__Required actions__:
1. Rewrite the passage on the Magnificent Seven from "These seven companies" up to and including "one holds Apple.", changing "Tesla" to "Meta".
2. According to the passage on the Magnificent Seven, how many of the trust's managers hold Apple?

__Given passage__:

Craig Baker, global chief investment officer at Willis Towers Watson, which manages Alliance Witan, says it is about 13% invested in the Magnificent 7, which is largely in line with its weighting last year. However, it has become a greater and greater underweight position as the benchmark weighting in these seven stocks has increased, particularly Nvidia, “our exposure hasn’t changed much but the benchmark has,” he adds.

These seven companies aren’t the same

He believes it is important to make a distinction between the individual companies in the Magnificent Seven, which have been treated as homogenous, but have very different drivers. Baker says: “We are very underweight Apple and have been for some years. We were overweight Nvidia until early 2024. The trust has never owned Tesla. Most of the others are more neutral positions. The only one where there has been a significant overweight is Alphabet, but this has pared back more recently.”

The multi-manager approach of the trust means that a number of the underlying managers have to like a stock for it to be an overweight position. Microsoft and Amazon, where there are slight overweights, are held by six of their managers. Nvidia draws more divergent opinions. No managers hold Tesla, and only one holds Apple.

There’s no doubt that these are good companies. They’re high quality, they’ve got technical advantages, massive moats, strong earnings growth, dominant market positions, all of those good things. It’s not about are they good companies, it is all about whether they are reflected in the share prices. And do they remain one of a manager’s 20 best ideas?

Stored items
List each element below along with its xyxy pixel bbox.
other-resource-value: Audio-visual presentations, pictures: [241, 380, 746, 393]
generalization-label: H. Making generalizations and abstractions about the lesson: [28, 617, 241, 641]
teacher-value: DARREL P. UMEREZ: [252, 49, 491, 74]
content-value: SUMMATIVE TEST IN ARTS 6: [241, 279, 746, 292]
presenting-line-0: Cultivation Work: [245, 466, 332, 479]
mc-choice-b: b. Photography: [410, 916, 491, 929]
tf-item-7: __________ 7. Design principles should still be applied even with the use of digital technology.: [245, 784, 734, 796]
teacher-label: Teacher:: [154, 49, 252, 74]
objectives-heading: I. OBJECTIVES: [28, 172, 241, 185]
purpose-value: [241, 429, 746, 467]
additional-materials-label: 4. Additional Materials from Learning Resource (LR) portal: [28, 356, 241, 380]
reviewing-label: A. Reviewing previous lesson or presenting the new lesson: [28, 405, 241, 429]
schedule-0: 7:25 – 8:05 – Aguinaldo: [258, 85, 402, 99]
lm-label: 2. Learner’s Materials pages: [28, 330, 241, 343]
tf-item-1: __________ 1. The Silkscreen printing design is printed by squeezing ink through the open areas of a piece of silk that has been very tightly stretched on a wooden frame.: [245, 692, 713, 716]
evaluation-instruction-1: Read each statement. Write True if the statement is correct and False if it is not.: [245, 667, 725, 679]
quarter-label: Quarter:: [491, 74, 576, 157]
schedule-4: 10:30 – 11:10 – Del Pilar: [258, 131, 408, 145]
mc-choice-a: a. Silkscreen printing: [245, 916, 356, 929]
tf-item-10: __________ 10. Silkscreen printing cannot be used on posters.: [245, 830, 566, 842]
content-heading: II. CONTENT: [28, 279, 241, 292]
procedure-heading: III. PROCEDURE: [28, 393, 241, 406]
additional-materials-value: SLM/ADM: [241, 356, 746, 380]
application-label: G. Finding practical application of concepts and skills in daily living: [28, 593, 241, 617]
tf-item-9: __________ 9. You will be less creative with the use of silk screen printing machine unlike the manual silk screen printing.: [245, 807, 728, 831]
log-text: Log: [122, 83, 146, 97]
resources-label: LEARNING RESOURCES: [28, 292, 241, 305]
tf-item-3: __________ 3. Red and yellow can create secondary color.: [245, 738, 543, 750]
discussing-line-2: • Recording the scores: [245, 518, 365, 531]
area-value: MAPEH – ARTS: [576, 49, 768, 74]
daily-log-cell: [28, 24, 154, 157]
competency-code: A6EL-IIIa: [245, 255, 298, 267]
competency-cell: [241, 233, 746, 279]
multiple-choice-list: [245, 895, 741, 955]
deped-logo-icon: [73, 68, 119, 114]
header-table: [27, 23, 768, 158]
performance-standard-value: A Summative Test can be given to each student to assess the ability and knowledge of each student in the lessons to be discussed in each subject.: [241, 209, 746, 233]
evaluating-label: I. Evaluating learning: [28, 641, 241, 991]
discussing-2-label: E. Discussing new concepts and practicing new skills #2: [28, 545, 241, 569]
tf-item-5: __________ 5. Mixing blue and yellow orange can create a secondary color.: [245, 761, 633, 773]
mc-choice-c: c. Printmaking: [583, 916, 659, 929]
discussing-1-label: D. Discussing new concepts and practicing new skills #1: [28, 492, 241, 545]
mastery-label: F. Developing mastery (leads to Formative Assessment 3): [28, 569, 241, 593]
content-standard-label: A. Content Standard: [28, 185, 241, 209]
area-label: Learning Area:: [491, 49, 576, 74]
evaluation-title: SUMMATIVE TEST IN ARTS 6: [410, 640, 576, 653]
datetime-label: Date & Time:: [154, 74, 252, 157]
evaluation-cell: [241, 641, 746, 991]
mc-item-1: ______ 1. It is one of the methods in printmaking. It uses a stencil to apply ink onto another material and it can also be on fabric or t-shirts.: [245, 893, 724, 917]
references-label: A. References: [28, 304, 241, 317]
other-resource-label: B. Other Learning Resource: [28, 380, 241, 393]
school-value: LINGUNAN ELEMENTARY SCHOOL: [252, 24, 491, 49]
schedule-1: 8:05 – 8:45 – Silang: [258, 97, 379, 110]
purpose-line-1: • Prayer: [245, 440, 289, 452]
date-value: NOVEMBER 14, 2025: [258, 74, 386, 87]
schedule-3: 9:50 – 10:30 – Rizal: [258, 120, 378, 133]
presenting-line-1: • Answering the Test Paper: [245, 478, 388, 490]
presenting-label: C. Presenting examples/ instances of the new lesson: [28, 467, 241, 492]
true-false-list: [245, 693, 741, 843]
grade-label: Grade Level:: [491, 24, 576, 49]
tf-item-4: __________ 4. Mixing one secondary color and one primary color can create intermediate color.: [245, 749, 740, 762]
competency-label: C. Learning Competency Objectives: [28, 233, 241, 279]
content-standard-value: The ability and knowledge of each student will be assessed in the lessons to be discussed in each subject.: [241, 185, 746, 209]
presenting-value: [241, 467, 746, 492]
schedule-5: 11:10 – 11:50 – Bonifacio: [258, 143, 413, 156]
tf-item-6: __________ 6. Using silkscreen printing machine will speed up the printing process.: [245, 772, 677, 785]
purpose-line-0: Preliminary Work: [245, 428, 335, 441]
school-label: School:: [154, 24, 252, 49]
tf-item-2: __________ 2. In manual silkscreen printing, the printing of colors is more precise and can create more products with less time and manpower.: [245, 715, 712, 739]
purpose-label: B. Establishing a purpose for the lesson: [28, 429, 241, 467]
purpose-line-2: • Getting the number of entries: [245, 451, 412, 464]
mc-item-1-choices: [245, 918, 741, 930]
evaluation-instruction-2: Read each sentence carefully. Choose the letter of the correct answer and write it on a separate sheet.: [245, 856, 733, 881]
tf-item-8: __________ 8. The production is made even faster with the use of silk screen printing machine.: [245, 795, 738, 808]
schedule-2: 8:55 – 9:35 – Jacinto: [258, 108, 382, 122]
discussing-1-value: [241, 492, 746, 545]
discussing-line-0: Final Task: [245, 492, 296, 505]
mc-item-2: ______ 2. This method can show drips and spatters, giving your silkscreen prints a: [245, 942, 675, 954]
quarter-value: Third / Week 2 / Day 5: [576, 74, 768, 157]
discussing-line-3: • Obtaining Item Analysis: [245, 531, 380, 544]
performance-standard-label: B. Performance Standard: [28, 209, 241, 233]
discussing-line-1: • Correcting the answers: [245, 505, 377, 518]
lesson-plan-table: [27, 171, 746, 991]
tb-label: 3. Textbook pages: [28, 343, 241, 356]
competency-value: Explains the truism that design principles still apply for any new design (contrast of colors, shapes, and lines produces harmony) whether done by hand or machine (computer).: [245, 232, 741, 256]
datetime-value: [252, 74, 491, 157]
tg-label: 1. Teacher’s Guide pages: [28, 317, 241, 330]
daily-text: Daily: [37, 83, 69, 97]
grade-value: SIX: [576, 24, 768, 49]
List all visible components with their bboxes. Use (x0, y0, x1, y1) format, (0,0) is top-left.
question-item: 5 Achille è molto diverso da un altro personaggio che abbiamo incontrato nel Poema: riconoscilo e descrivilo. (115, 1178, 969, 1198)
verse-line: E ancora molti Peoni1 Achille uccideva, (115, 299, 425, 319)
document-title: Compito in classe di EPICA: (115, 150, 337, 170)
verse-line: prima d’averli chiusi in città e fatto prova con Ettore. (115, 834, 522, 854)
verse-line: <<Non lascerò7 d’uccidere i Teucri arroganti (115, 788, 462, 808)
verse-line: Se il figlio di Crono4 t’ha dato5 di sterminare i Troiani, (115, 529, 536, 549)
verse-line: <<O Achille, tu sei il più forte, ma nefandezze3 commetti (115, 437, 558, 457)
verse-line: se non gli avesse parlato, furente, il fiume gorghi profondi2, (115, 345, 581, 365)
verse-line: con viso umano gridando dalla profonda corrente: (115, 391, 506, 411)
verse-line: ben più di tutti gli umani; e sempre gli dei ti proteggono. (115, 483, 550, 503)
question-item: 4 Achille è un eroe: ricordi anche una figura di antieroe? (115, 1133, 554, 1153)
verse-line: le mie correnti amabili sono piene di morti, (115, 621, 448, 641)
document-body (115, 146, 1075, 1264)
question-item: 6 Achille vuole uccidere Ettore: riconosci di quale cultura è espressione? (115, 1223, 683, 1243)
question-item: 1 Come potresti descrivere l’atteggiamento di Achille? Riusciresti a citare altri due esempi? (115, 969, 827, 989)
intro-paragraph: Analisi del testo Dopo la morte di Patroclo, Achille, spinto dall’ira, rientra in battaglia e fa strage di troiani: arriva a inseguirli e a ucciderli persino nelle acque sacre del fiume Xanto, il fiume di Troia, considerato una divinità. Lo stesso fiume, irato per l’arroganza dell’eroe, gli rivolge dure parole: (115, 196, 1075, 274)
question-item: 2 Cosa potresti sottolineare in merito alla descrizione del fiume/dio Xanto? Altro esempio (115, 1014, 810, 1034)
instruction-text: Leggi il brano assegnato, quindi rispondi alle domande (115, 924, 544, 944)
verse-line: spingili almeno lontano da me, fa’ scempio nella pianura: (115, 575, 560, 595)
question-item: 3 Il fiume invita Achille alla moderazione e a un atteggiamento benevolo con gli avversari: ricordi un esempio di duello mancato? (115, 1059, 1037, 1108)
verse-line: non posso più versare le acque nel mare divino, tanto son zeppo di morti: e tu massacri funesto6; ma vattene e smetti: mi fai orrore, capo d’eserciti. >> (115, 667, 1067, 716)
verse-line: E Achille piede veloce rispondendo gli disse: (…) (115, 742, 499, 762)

__List of solutions__:
1.
These seven companies aren’t the same

He believes it is important to make a distinction between the individual companies in the Magnificent Seven, which have been treated as homogenous, but have very different drivers. Baker says: “We are very underweight Apple and have been for some years. We were overweight Nvidia until early 2024. The trust has never owned Meta. Most of the others are more neutral positions. The only one where there has been a significant overweight is Alphabet, but this has pared back more recently.”

The multi-manager approach of the trust means that a number of the underlying managers have to like a stock for it to be an overweight position. Microsoft and Amazon, where there are slight overweights, are held by six of their managers. Nvidia draws more divergent opinions. No managers hold Meta, and only one holds Apple.

2. Only one.